======== Input material
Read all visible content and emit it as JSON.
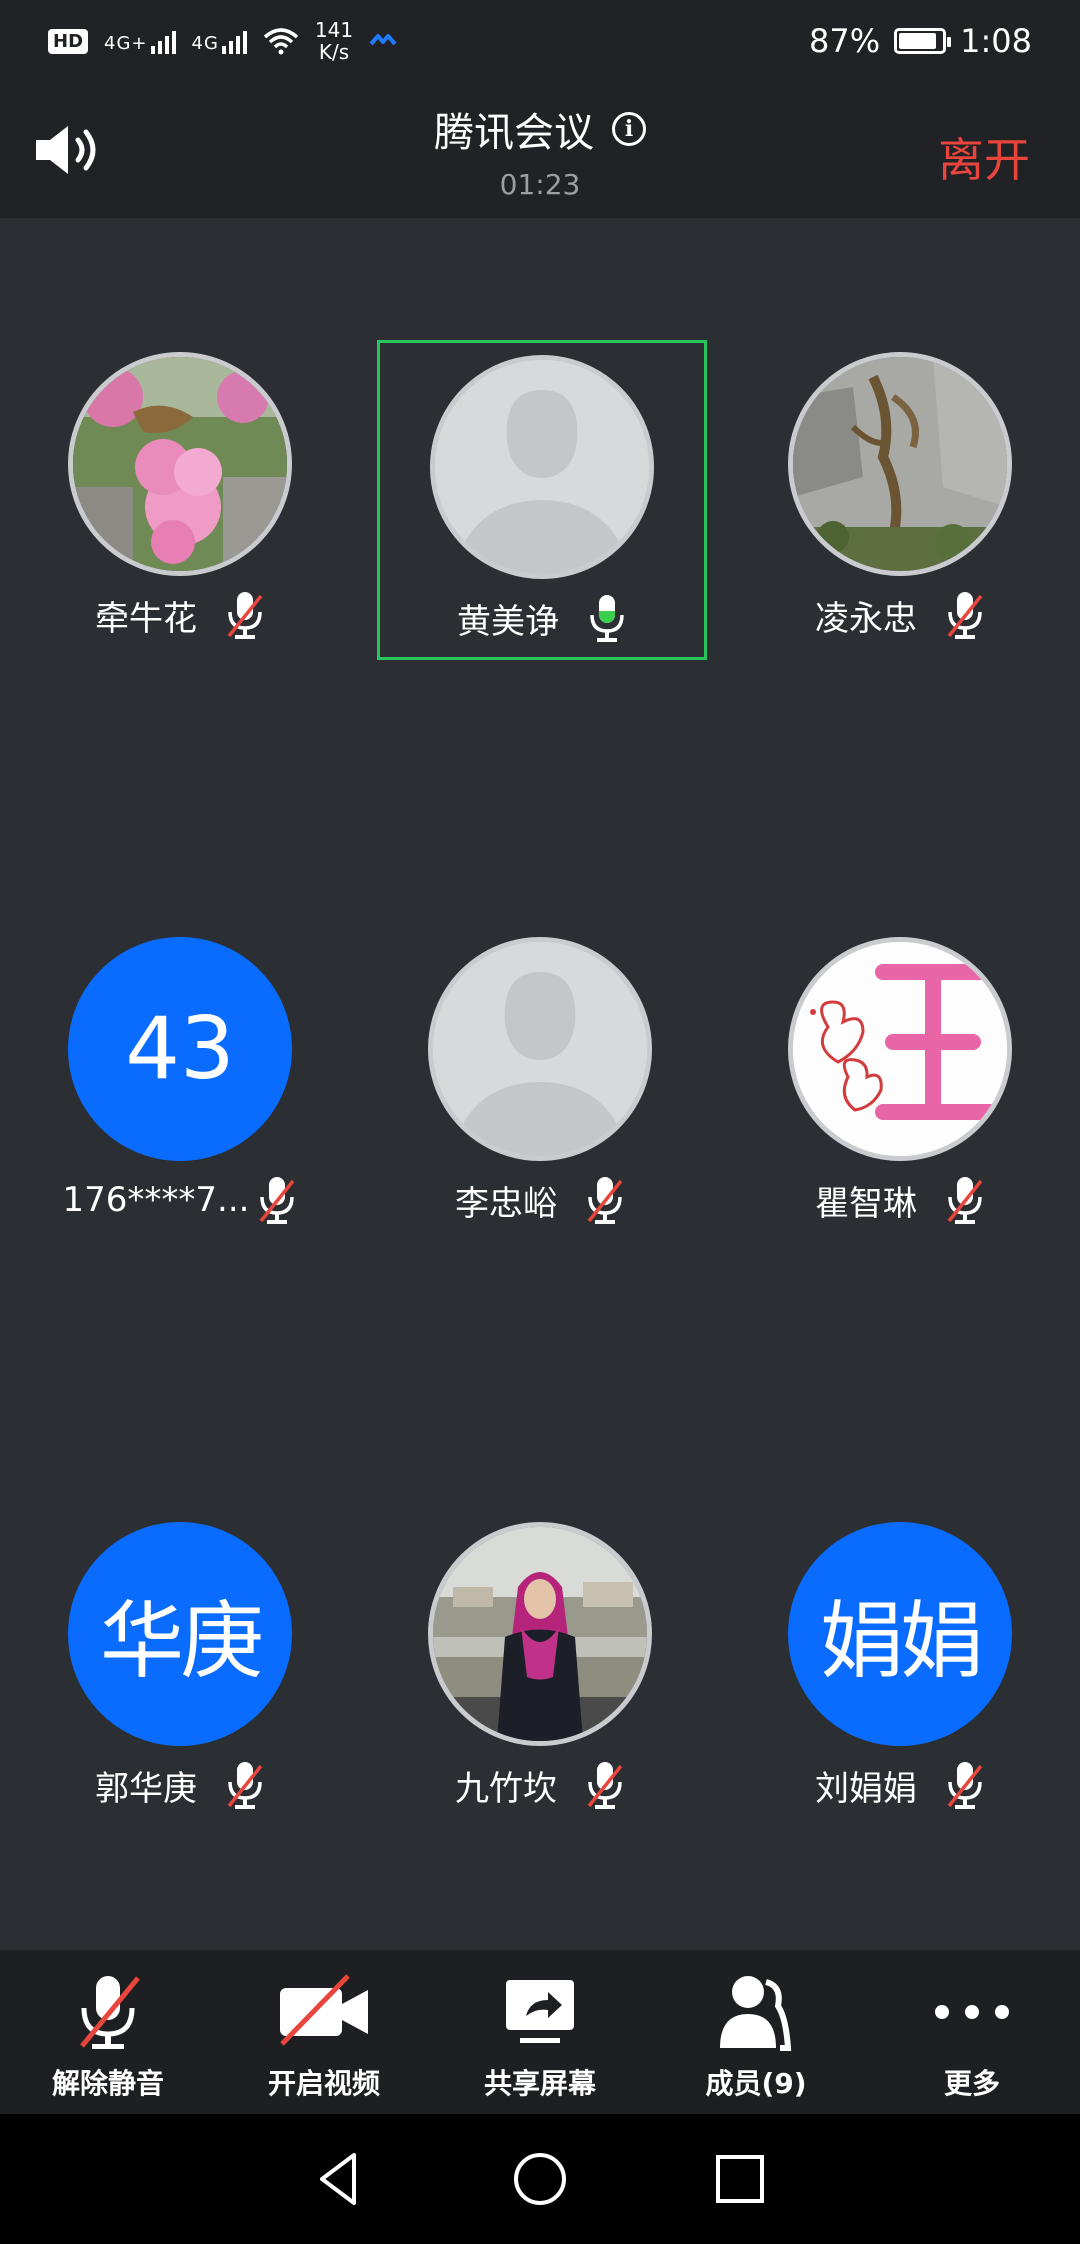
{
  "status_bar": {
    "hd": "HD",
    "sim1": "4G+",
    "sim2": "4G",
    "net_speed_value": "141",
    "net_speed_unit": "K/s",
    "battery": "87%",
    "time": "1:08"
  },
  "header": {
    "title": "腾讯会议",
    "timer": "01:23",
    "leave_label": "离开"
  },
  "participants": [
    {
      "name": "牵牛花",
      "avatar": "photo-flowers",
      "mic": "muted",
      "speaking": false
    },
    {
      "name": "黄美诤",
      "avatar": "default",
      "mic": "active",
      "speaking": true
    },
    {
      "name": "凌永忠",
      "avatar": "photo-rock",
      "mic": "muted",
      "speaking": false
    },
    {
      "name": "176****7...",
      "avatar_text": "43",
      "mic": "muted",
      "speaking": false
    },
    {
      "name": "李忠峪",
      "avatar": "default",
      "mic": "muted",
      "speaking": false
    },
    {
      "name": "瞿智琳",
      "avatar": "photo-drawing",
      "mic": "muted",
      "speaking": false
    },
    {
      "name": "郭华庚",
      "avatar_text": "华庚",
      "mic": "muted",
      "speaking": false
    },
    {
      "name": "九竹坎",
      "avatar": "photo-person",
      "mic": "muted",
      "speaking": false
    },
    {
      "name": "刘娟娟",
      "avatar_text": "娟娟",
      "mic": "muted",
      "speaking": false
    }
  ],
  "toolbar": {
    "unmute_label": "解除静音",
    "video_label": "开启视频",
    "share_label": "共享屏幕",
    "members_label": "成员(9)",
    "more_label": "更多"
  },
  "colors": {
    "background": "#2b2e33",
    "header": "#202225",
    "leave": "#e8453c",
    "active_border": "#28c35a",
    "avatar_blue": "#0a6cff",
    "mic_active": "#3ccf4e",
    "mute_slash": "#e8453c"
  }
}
================
Request: Gather all lines from the listing above in which "photo" occurs.

Solution:
      "avatar": "photo-flowers",
      "avatar": "photo-rock",
      "avatar": "photo-drawing",
      "avatar": "photo-person",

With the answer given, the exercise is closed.